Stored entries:
--- --- ---
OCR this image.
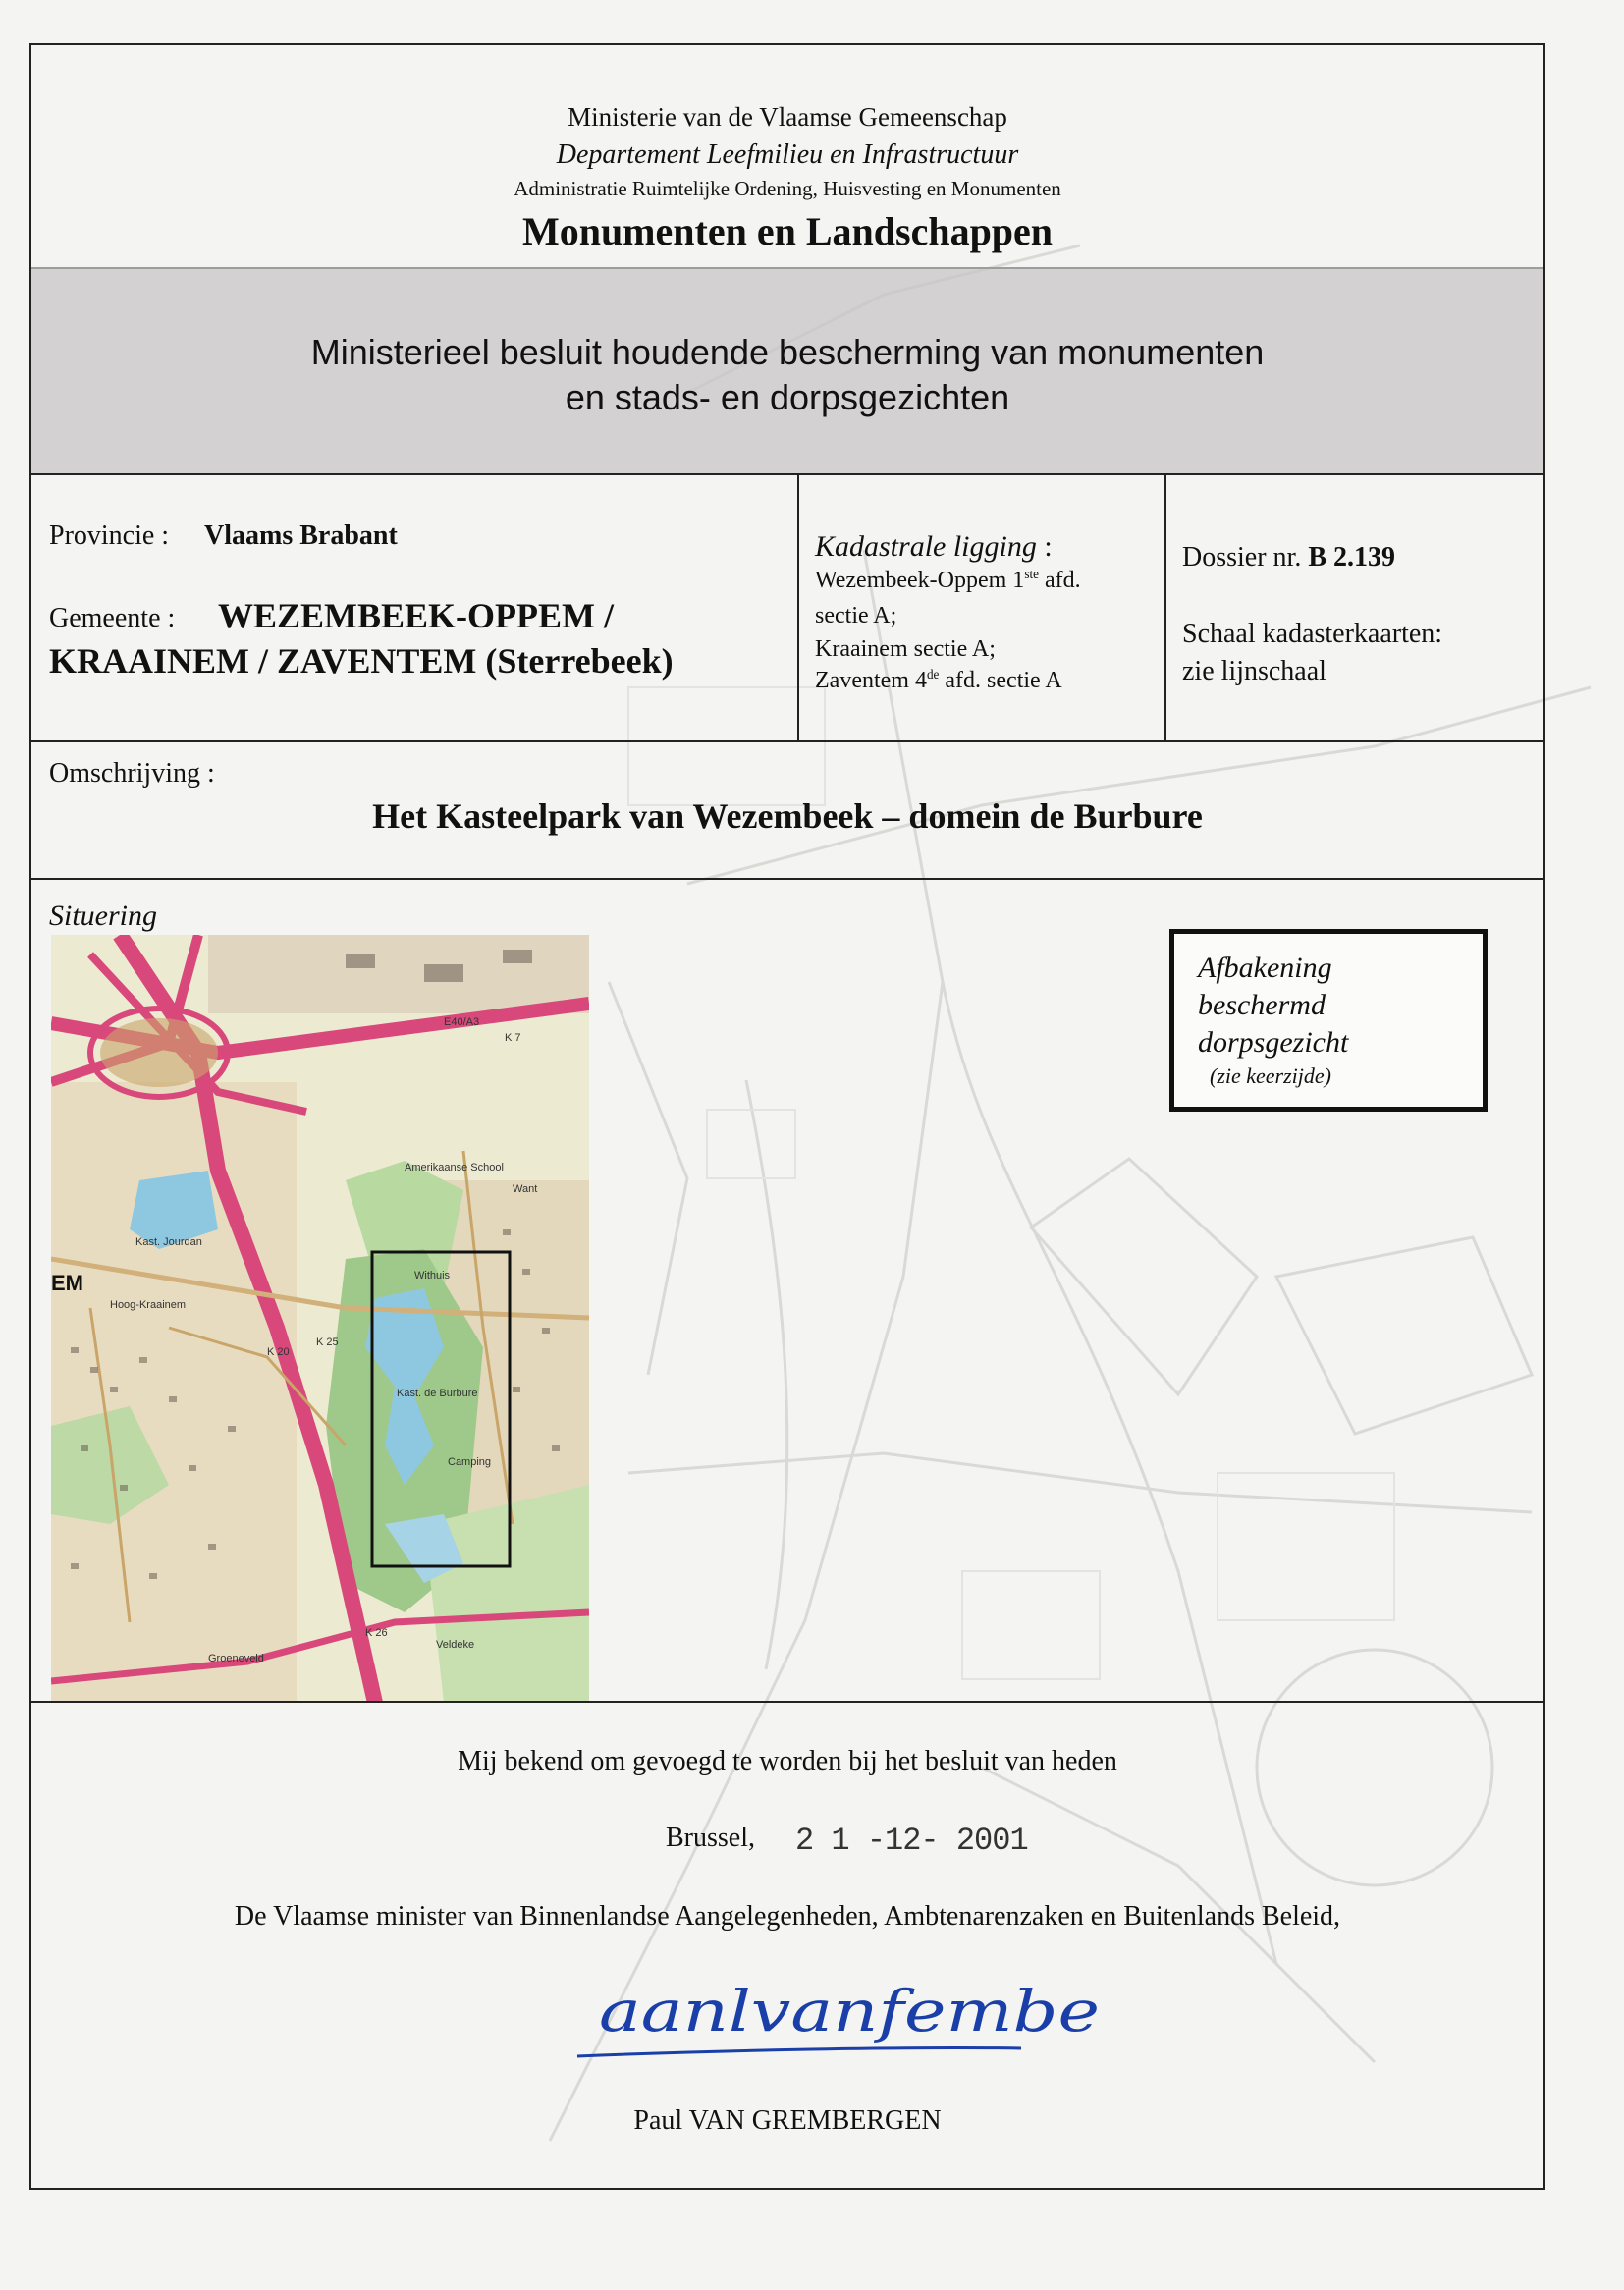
Ministerie van de Vlaamse Gemeenschap
Departement Leefmilieu en Infrastructuur
Administratie Ruimtelijke Ordening, Huisvesting en Monumenten
Monumenten en Landschappen
Ministerieel besluit houdende bescherming van monumenten
en stads- en dorpsgezichten
Provincie : Vlaams Brabant
Gemeente : WEZEMBEEK-OPPEM /
KRAAINEM / ZAVENTEM (Sterrebeek)
Kadastrale ligging :
Wezembeek-Oppem 1ste afd.
sectie A;
Kraainem sectie A;
Zaventem 4de afd. sectie A
Dossier nr. B 2.139
Schaal kadasterkaarten:
zie lijnschaal
Omschrijving :
Het Kasteelpark van Wezembeek – domein de Burbure
Situering
Amerikaanse School
Want
Kast. Jourdan
Hoog-Kraainem
Kast. de Burbure
Camping
Groeneveld
Veldeke
E40/A3
Withuis
EM
K 7
K 20
K 25
K 26
Afbakening
beschermd
dorpsgezicht
(zie keerzijde)
Mij bekend om gevoegd te worden bij het besluit van heden
Brussel, 2 1 -12- 2001
De Vlaamse minister van Binnenlandse Aangelegenheden, Ambtenarenzaken en Buitenlands Beleid,
aanlvanfembe
Paul VAN GREMBERGEN
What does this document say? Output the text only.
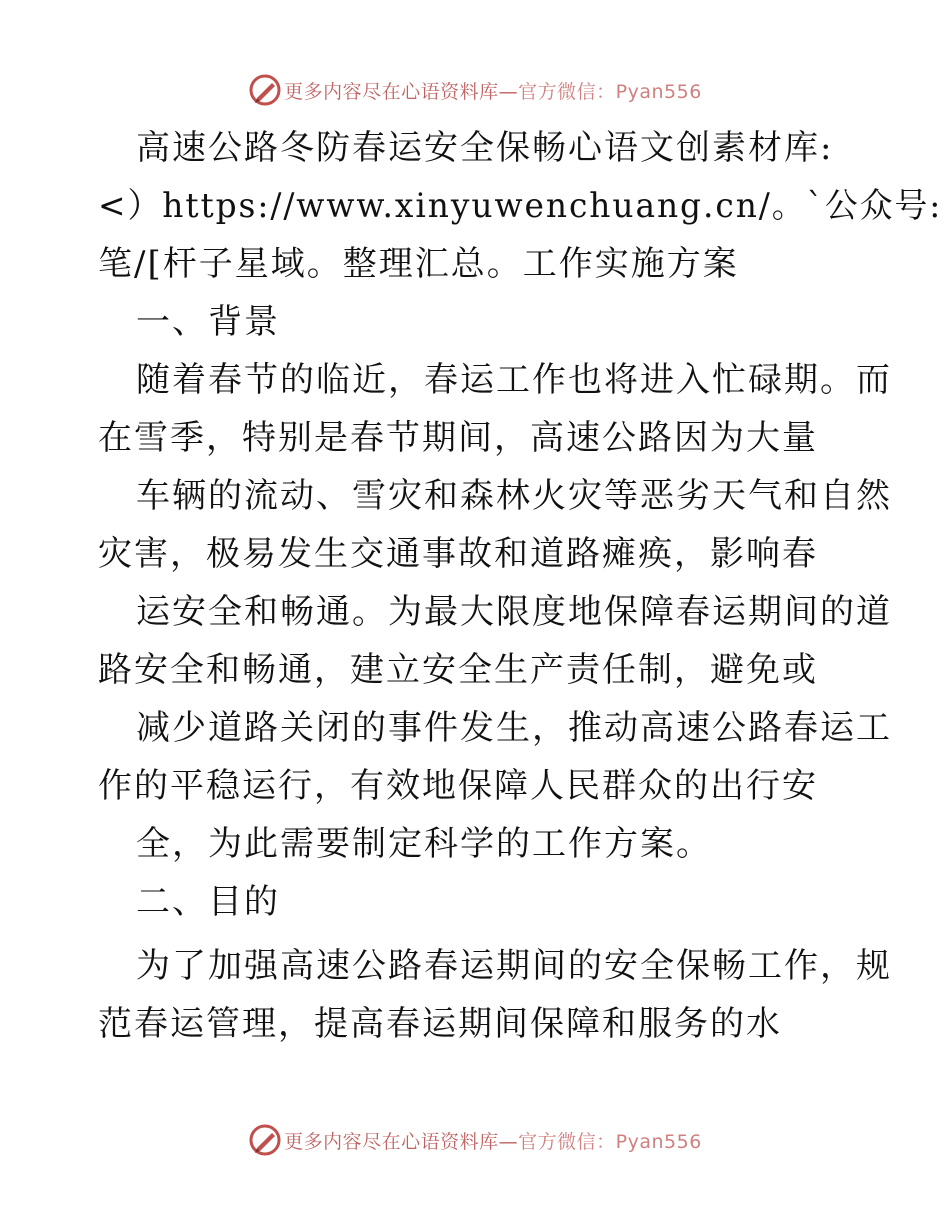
更多内容尽在心语资料库—官方微信：Pyan556
高速公路冬防春运安全保畅心语文创素材库:
<）https://www.xinyuwenchuang.cn/。`公众号:
笔/[杆子星域。整理汇总。工作实施方案
一、背景
随着春节的临近，春运工作也将进入忙碌期。而
在雪季，特别是春节期间，高速公路因为大量
车辆的流动、雪灾和森林火灾等恶劣天气和自然
灾害，极易发生交通事故和道路瘫痪，影响春
运安全和畅通。为最大限度地保障春运期间的道
路安全和畅通，建立安全生产责任制，避免或
减少道路关闭的事件发生，推动高速公路春运工
作的平稳运行，有效地保障人民群众的出行安
全，为此需要制定科学的工作方案。
二、目的
为了加强高速公路春运期间的安全保畅工作，规
范春运管理，提高春运期间保障和服务的水
更多内容尽在心语资料库—官方微信：Pyan556
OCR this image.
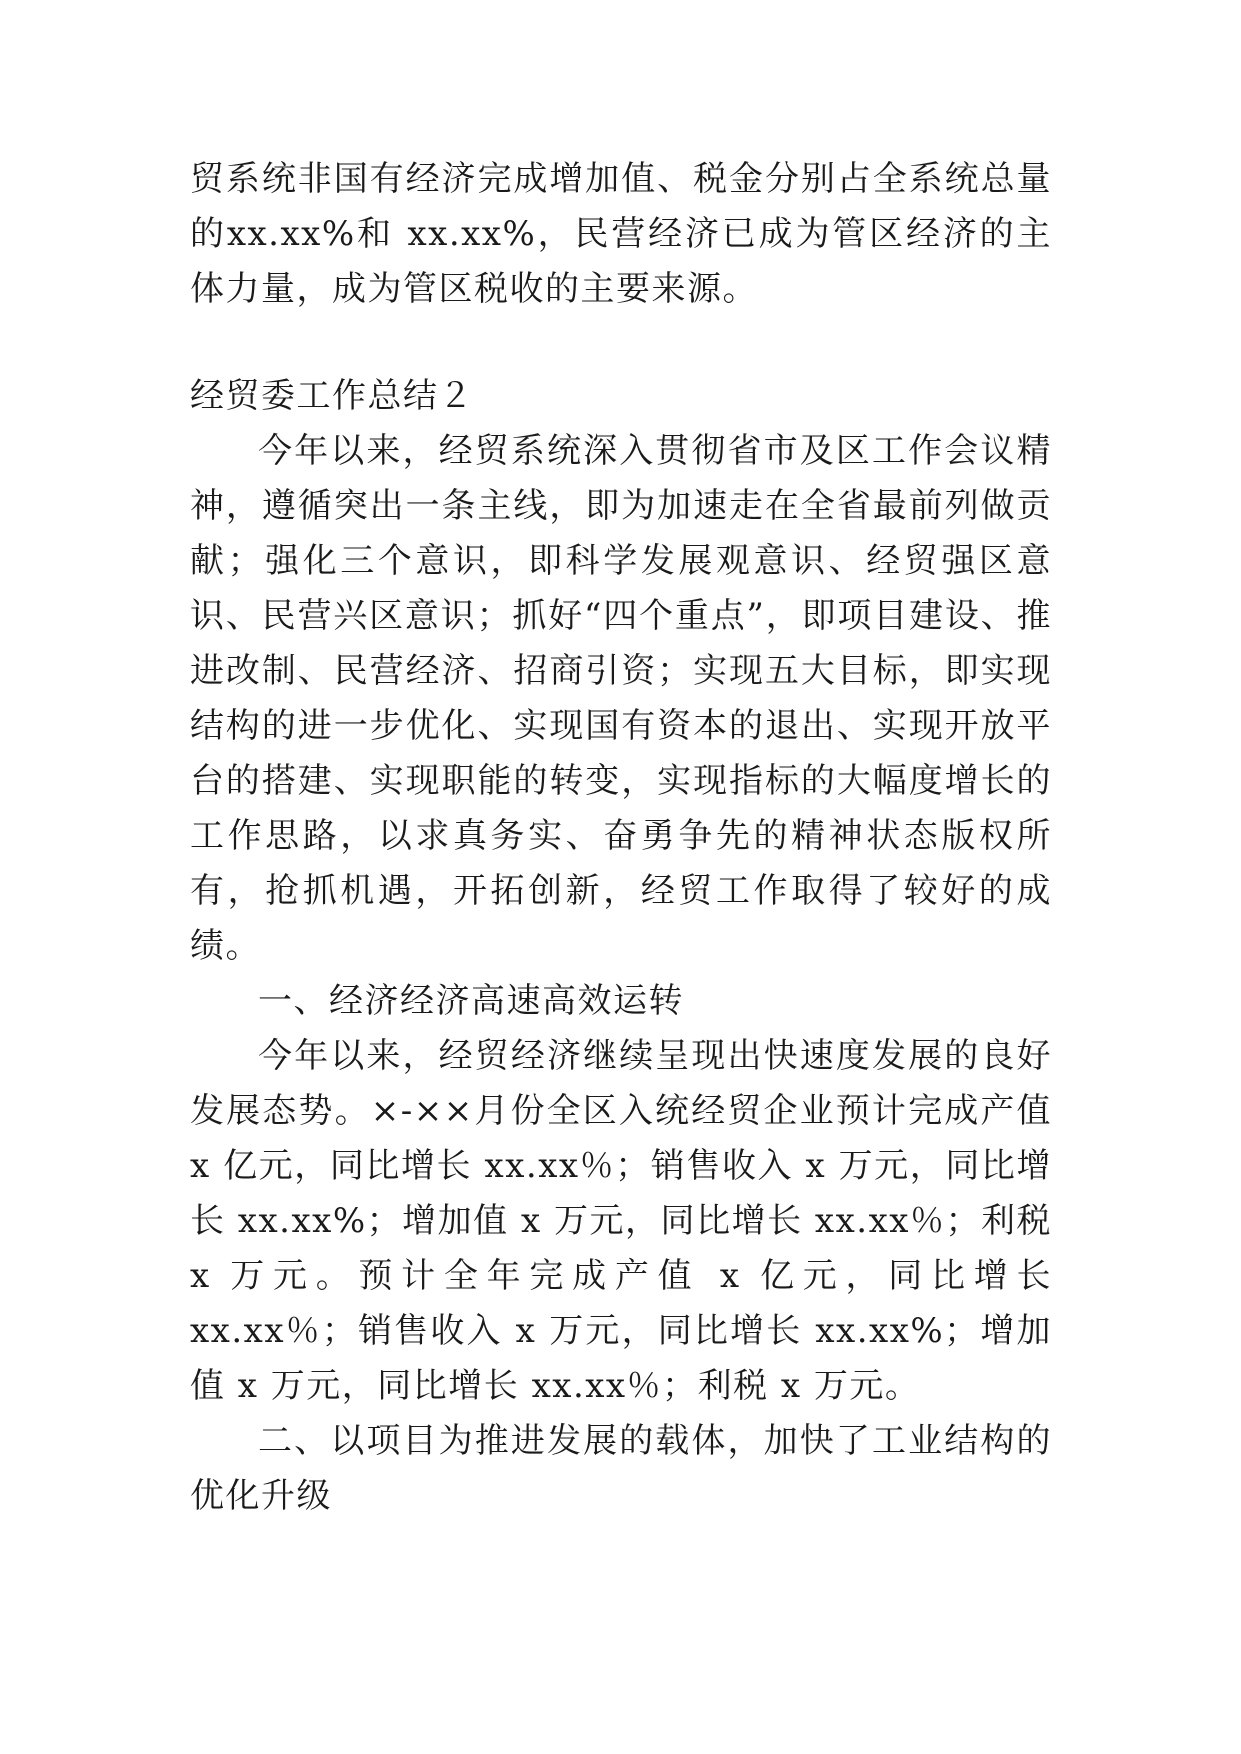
贸系统非国有经济完成增加值、税金分别占全系统总量的xx.xx%和 xx.xx%，民营经济已成为管区经济的主体力量，成为管区税收的主要来源。

经贸委工作总结２

今年以来，经贸系统深入贯彻省市及区工作会议精神，遵循突出一条主线，即为加速走在全省最前列做贡献；强化三个意识，即科学发展观意识、经贸强区意识、民营兴区意识；抓好“四个重点”，即项目建设、推进改制、民营经济、招商引资；实现五大目标，即实现结构的进一步优化、实现国有资本的退出、实现开放平台的搭建、实现职能的转变，实现指标的大幅度增长的工作思路，以求真务实、奋勇争先的精神状态版权所有，抢抓机遇，开拓创新，经贸工作取得了较好的成绩。

一、经济经济高速高效运转

今年以来，经贸经济继续呈现出快速度发展的良好发展态势。×-××月份全区入统经贸企业预计完成产值 x 亿元，同比增长 xx.xx％；销售收入 x 万元，同比增长 xx.xx%；增加值 x 万元，同比增长 xx.xx％；利税 x 万元。预计全年完成产值 x 亿元，同比增长 xx.xx％；销售收入 x 万元，同比增长 xx.xx%；增加值 x 万元，同比增长 xx.xx％；利税 x 万元。

二、以项目为推进发展的载体，加快了工业结构的优化升级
--- --- ---
Quote the material exactly. Pictures stay out.

- _Answer to the exercise_:
OCR this image.
Ministerie van de Vlaamse Gemeenschap
Departement Leefmilieu en Infrastructuur
Administratie Ruimtelijke Ordening, Huisvesting en Monumenten
Monumenten en Landschappen
Ministerieel besluit houdende bescherming van monumenten
en stads- en dorpsgezichten
Provincie : Vlaams Brabant
Gemeente : WEZEMBEEK-OPPEM /
KRAAINEM / ZAVENTEM (Sterrebeek)
Kadastrale ligging :
Wezembeek-Oppem 1ste afd.
sectie A;
Kraainem sectie A;
Zaventem 4de afd. sectie A
Dossier nr. B 2.139
Schaal kadasterkaarten:
zie lijnschaal
Omschrijving :
Het Kasteelpark van Wezembeek – domein de Burbure
Situering
Amerikaanse School
Want
Kast. Jourdan
Hoog-Kraainem
Kast. de Burbure
Camping
Groeneveld
Veldeke
E40/A3
Withuis
EM
K 7
K 20
K 25
K 26
Afbakening
beschermd
dorpsgezicht
(zie keerzijde)
Mij bekend om gevoegd te worden bij het besluit van heden
Brussel, 2 1 -12- 2001
De Vlaamse minister van Binnenlandse Aangelegenheden, Ambtenarenzaken en Buitenlands Beleid,
aanlvanfembe
Paul VAN GREMBERGEN
What does this document say? Output the text only.
更多内容尽在心语资料库—官方微信：Pyan556
高速公路冬防春运安全保畅心语文创素材库:
<）https://www.xinyuwenchuang.cn/。`公众号:
笔/[杆子星域。整理汇总。工作实施方案
一、背景
随着春节的临近，春运工作也将进入忙碌期。而
在雪季，特别是春节期间，高速公路因为大量
车辆的流动、雪灾和森林火灾等恶劣天气和自然
灾害，极易发生交通事故和道路瘫痪，影响春
运安全和畅通。为最大限度地保障春运期间的道
路安全和畅通，建立安全生产责任制，避免或
减少道路关闭的事件发生，推动高速公路春运工
作的平稳运行，有效地保障人民群众的出行安
全，为此需要制定科学的工作方案。
二、目的
为了加强高速公路春运期间的安全保畅工作，规
范春运管理，提高春运期间保障和服务的水
更多内容尽在心语资料库—官方微信：Pyan556
OCR this image.
贸系统非国有经济完成增加值、税金分别占全系统总量的xx.xx%和 xx.xx%，民营经济已成为管区经济的主体力量，成为管区税收的主要来源。

经贸委工作总结２

今年以来，经贸系统深入贯彻省市及区工作会议精神，遵循突出一条主线，即为加速走在全省最前列做贡献；强化三个意识，即科学发展观意识、经贸强区意识、民营兴区意识；抓好“四个重点”，即项目建设、推进改制、民营经济、招商引资；实现五大目标，即实现结构的进一步优化、实现国有资本的退出、实现开放平台的搭建、实现职能的转变，实现指标的大幅度增长的工作思路，以求真务实、奋勇争先的精神状态版权所有，抢抓机遇，开拓创新，经贸工作取得了较好的成绩。

一、经济经济高速高效运转

今年以来，经贸经济继续呈现出快速度发展的良好发展态势。×-××月份全区入统经贸企业预计完成产值 x 亿元，同比增长 xx.xx％；销售收入 x 万元，同比增长 xx.xx%；增加值 x 万元，同比增长 xx.xx％；利税 x 万元。预计全年完成产值 x 亿元，同比增长 xx.xx％；销售收入 x 万元，同比增长 xx.xx%；增加值 x 万元，同比增长 xx.xx％；利税 x 万元。

二、以项目为推进发展的载体，加快了工业结构的优化升级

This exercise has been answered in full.